● What you will do
Please repeat all of the listing exactly.

● Stored rows
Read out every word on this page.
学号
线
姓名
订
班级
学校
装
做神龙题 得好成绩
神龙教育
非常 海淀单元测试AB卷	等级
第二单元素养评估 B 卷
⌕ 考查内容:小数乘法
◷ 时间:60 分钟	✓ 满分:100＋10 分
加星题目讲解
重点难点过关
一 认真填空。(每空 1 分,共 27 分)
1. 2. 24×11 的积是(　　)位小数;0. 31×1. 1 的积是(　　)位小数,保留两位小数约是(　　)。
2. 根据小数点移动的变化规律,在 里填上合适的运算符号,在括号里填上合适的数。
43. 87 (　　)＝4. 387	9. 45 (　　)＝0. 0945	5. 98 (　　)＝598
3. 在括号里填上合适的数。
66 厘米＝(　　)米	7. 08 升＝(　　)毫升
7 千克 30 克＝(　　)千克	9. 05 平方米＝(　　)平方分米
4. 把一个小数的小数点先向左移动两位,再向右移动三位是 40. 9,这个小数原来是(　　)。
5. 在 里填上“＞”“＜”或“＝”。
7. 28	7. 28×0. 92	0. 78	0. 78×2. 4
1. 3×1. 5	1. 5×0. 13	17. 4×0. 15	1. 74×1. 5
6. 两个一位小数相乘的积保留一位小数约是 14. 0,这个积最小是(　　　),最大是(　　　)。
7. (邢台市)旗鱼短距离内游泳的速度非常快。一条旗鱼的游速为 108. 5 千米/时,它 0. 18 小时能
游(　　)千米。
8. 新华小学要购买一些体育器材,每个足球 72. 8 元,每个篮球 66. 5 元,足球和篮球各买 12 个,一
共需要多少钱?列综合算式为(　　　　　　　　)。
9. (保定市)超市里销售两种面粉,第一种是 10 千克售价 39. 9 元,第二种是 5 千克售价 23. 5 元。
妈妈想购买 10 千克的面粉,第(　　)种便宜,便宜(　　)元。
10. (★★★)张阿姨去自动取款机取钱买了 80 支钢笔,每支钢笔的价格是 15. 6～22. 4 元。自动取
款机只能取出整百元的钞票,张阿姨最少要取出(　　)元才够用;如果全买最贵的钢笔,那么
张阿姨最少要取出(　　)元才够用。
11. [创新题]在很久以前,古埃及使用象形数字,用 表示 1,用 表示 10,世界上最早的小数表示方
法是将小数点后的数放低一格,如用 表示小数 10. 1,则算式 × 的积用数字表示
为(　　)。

● Full answer
Read out every word on this page.
学号
线
姓名
订
班级
学校
装
做神龙题 得好成绩
神龙教育
非常 海淀单元测试AB卷	等级
第二单元素养评估 B 卷
⌕ 考查内容:小数乘法
◷ 时间:60 分钟	✓ 满分:100＋10 分
加星题目讲解
重点难点过关
一 认真填空。(每空 1 分,共 27 分)
1. 2. 24×11 的积是(　　)位小数;0. 31×1. 1 的积是(　　)位小数,保留两位小数约是(　　)。
2. 根据小数点移动的变化规律,在 里填上合适的运算符号,在括号里填上合适的数。
43. 87 (　　)＝4. 387	9. 45 (　　)＝0. 0945	5. 98 (　　)＝598
3. 在括号里填上合适的数。
66 厘米＝(　　)米	7. 08 升＝(　　)毫升
7 千克 30 克＝(　　)千克	9. 05 平方米＝(　　)平方分米
4. 把一个小数的小数点先向左移动两位,再向右移动三位是 40. 9,这个小数原来是(　　)。
5. 在 里填上“＞”“＜”或“＝”。
7. 28	7. 28×0. 92	0. 78	0. 78×2. 4
1. 3×1. 5	1. 5×0. 13	17. 4×0. 15	1. 74×1. 5
6. 两个一位小数相乘的积保留一位小数约是 14. 0,这个积最小是(　　　),最大是(　　　)。
7. (邢台市)旗鱼短距离内游泳的速度非常快。一条旗鱼的游速为 108. 5 千米/时,它 0. 18 小时能
游(　　)千米。
8. 新华小学要购买一些体育器材,每个足球 72. 8 元,每个篮球 66. 5 元,足球和篮球各买 12 个,一
共需要多少钱?列综合算式为(　　　　　　　　)。
9. (保定市)超市里销售两种面粉,第一种是 10 千克售价 39. 9 元,第二种是 5 千克售价 23. 5 元。
妈妈想购买 10 千克的面粉,第(　　)种便宜,便宜(　　)元。
10. (★★★)张阿姨去自动取款机取钱买了 80 支钢笔,每支钢笔的价格是 15. 6～22. 4 元。自动取
款机只能取出整百元的钞票,张阿姨最少要取出(　　)元才够用;如果全买最贵的钢笔,那么
张阿姨最少要取出(　　)元才够用。
11. [创新题]在很久以前,古埃及使用象形数字,用 表示 1,用 表示 10,世界上最早的小数表示方
法是将小数点后的数放低一格,如用 表示小数 10. 1,则算式 × 的积用数字表示
为(　　)。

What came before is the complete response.